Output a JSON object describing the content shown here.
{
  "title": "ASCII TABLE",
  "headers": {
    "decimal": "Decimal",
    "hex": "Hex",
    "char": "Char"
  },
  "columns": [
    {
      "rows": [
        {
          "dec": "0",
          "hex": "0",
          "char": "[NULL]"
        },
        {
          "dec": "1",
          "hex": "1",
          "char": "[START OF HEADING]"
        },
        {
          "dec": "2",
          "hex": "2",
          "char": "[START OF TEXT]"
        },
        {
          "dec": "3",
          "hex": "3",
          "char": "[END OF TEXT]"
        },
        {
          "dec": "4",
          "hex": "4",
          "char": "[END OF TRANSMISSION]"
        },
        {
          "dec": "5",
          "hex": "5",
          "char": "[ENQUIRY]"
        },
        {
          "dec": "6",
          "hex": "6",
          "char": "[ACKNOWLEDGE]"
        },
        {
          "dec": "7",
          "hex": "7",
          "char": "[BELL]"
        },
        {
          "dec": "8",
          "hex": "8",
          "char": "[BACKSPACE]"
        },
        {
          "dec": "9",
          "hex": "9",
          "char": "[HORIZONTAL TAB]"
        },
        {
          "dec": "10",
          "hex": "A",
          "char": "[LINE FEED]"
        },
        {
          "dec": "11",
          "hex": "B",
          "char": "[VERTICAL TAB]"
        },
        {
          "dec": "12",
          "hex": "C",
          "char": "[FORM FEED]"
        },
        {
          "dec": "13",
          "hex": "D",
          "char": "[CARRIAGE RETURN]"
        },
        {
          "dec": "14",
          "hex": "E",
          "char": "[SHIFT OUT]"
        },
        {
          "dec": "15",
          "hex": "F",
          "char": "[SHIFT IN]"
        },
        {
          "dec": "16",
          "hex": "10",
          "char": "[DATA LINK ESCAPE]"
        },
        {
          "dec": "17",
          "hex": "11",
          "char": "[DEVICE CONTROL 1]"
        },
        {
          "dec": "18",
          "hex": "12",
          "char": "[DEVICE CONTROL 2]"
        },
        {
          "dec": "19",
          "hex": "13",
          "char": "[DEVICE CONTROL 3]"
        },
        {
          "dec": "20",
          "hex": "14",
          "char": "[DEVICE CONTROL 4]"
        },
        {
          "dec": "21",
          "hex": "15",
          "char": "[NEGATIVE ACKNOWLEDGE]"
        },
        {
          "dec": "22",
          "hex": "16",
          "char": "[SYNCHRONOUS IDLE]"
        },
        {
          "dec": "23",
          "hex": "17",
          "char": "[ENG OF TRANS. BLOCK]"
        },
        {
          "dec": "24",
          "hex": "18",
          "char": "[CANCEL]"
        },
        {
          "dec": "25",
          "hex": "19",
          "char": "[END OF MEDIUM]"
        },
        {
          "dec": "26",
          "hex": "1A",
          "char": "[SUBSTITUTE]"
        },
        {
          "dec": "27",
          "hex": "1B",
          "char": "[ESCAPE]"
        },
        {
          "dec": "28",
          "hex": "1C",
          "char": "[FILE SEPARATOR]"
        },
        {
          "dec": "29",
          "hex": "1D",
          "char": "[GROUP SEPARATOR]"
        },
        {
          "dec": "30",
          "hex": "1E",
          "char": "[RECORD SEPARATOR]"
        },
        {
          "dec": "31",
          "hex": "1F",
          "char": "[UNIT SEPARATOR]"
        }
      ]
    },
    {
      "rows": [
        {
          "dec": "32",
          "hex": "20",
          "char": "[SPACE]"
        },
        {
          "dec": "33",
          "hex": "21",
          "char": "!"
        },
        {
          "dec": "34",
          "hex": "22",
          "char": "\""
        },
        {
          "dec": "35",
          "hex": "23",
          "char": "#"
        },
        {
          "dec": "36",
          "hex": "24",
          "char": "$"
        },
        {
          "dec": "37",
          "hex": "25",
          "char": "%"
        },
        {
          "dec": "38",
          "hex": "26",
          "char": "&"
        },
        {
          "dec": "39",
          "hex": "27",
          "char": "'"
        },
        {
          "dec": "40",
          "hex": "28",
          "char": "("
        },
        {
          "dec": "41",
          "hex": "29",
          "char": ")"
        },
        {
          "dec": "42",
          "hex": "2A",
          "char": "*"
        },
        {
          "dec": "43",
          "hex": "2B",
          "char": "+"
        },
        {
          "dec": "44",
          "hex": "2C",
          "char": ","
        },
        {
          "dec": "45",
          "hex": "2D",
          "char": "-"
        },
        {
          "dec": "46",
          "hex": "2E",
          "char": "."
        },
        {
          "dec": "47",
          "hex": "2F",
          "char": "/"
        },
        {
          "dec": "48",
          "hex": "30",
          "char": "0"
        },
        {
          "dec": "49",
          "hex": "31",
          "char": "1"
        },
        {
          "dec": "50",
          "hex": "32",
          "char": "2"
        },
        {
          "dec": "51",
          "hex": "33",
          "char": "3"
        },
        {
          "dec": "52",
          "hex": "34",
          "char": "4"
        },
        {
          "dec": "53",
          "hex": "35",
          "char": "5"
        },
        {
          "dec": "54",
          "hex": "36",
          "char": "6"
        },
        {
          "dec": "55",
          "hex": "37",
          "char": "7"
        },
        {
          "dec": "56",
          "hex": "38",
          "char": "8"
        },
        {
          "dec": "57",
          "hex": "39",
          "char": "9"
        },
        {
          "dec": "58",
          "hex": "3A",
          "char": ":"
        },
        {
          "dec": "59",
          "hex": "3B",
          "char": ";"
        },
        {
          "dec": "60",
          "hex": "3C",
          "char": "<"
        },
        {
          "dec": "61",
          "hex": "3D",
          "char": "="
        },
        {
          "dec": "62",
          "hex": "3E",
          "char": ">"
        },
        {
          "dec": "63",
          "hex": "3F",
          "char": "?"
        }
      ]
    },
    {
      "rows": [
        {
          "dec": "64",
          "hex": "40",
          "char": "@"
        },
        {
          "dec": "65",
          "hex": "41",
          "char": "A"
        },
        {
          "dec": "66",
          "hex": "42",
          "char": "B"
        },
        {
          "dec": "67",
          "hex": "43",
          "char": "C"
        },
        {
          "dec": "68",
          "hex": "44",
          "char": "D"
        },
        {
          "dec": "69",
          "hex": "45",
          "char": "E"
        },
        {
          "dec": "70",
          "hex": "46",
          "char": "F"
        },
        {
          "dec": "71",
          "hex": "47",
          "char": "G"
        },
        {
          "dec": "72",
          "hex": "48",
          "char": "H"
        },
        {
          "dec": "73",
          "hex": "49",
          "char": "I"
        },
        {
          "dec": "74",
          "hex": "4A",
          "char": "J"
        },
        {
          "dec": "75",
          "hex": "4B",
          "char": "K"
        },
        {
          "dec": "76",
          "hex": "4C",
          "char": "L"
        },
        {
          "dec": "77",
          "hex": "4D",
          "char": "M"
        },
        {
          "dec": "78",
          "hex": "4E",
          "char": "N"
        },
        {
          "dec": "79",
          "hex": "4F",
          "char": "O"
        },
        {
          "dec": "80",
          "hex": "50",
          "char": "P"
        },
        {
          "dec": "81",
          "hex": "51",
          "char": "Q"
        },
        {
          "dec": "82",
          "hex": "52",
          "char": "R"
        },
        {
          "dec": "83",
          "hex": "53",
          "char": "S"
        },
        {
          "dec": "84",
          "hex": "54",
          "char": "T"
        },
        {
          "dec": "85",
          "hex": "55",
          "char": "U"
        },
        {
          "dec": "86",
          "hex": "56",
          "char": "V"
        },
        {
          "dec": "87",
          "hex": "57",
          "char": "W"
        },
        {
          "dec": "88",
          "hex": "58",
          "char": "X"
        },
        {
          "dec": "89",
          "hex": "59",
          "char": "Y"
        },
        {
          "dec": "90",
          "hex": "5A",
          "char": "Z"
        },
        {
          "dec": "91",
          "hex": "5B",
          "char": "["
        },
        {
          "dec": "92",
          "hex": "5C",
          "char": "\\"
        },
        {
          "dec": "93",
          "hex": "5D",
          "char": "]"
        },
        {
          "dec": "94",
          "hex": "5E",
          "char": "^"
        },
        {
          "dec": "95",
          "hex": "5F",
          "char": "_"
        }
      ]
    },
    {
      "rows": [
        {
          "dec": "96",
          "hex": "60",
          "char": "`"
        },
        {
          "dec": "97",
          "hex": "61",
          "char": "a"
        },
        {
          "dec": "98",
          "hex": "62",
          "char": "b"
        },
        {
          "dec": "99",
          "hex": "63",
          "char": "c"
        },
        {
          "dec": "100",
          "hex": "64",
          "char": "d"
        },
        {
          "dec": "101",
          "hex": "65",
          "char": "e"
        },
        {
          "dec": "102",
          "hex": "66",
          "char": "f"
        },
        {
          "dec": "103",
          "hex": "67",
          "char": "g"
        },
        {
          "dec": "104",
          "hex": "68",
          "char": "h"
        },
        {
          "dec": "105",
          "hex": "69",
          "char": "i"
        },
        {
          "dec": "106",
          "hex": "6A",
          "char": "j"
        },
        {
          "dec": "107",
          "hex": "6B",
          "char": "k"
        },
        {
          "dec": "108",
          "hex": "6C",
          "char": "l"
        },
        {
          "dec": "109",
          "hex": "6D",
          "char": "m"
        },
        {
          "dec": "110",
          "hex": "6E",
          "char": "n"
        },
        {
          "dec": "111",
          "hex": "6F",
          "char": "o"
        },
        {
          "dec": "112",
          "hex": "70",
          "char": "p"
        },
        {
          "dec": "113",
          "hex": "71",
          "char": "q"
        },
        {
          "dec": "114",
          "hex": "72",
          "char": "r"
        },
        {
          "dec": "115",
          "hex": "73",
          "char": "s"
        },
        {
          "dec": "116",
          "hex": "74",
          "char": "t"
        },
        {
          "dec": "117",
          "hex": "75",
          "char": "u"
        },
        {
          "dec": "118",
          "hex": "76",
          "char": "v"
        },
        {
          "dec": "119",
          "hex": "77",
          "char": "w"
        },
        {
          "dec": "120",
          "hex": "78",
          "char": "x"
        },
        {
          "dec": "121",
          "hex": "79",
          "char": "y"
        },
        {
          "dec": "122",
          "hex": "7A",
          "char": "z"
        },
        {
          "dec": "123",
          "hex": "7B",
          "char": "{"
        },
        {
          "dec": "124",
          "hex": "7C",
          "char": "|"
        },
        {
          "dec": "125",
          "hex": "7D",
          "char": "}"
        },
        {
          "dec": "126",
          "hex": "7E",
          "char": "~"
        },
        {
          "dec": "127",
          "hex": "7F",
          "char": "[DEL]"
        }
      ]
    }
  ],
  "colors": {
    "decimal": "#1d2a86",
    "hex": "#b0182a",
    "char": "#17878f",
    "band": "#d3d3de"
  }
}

● What the task asks: Among the lines of the material, find those that hold the word "CONTROL" and copy them.

● Written solution:
          "char": "[DEVICE CONTROL 1]"
          "char": "[DEVICE CONTROL 2]"
          "char": "[DEVICE CONTROL 3]"
          "char": "[DEVICE CONTROL 4]"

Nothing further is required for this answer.